▼

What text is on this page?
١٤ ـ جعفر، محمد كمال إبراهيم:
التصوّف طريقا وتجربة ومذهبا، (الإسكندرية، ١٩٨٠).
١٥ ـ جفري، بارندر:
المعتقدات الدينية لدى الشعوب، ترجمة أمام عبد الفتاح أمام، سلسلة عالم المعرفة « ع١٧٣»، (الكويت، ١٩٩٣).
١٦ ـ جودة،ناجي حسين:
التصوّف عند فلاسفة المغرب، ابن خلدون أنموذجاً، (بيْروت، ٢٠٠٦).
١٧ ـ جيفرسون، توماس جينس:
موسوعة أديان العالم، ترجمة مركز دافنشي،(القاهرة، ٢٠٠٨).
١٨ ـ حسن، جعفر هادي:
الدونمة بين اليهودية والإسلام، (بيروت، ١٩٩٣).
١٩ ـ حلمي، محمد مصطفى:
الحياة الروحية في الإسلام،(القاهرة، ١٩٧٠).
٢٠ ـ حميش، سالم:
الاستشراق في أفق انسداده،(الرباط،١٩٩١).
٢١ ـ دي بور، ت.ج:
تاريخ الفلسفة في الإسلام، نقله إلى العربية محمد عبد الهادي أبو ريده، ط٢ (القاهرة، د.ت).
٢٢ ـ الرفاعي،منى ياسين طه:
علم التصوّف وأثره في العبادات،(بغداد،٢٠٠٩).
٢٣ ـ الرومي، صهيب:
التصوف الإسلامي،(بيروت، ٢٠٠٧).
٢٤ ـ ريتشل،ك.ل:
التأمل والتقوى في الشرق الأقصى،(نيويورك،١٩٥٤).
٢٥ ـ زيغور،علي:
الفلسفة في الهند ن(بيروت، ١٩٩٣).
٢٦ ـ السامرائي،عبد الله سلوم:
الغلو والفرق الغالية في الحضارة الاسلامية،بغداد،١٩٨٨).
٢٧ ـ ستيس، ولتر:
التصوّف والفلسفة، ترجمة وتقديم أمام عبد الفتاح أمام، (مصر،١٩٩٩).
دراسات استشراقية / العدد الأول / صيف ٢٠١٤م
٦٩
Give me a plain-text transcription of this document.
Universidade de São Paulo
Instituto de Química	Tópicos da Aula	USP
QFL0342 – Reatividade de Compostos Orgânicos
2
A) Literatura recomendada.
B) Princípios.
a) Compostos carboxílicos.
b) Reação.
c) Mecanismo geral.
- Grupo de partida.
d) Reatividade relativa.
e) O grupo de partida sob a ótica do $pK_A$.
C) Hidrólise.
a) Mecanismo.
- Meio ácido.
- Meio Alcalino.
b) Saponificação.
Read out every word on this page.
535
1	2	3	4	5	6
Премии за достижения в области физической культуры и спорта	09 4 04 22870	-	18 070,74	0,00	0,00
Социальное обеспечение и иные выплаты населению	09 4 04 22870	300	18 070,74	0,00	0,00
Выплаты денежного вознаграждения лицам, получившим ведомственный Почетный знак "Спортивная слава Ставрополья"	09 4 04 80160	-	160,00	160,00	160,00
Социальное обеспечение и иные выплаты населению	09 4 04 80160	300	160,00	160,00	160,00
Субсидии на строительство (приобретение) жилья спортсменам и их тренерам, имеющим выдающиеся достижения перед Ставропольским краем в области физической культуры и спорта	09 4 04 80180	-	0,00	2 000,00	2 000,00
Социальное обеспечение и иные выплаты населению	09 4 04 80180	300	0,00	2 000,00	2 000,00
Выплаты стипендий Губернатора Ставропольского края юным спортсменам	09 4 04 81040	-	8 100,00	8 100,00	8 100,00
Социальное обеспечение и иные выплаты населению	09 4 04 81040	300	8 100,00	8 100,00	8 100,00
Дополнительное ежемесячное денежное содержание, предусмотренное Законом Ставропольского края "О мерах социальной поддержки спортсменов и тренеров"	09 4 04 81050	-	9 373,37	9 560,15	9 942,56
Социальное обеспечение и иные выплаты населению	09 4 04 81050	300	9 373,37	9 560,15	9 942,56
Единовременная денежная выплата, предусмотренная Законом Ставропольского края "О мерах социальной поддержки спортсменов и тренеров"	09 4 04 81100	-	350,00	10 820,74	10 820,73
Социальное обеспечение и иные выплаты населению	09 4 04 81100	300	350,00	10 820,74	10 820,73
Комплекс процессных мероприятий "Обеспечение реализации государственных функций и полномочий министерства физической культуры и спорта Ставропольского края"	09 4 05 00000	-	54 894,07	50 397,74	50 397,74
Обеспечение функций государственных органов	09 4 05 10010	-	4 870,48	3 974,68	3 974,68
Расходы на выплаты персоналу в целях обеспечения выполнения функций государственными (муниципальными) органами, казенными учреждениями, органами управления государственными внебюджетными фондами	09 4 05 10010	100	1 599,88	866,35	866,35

▲

### GIVEN REQUEST
From the entries above, copy every line that holds the word "спортсменов".

### THE RESPONSE
Дополнительное ежемесячное денежное содержание, предусмотренное Законом Ставропольского края "О мерах социальной поддержки спортсменов и тренеров"	09 4 04 81050	-	9 373,37	9 560,15	9 942,56
Единовременная денежная выплата, предусмотренная Законом Ставропольского края "О мерах социальной поддержки спортсменов и тренеров"	09 4 04 81100	-	350,00	10 820,74	10 820,73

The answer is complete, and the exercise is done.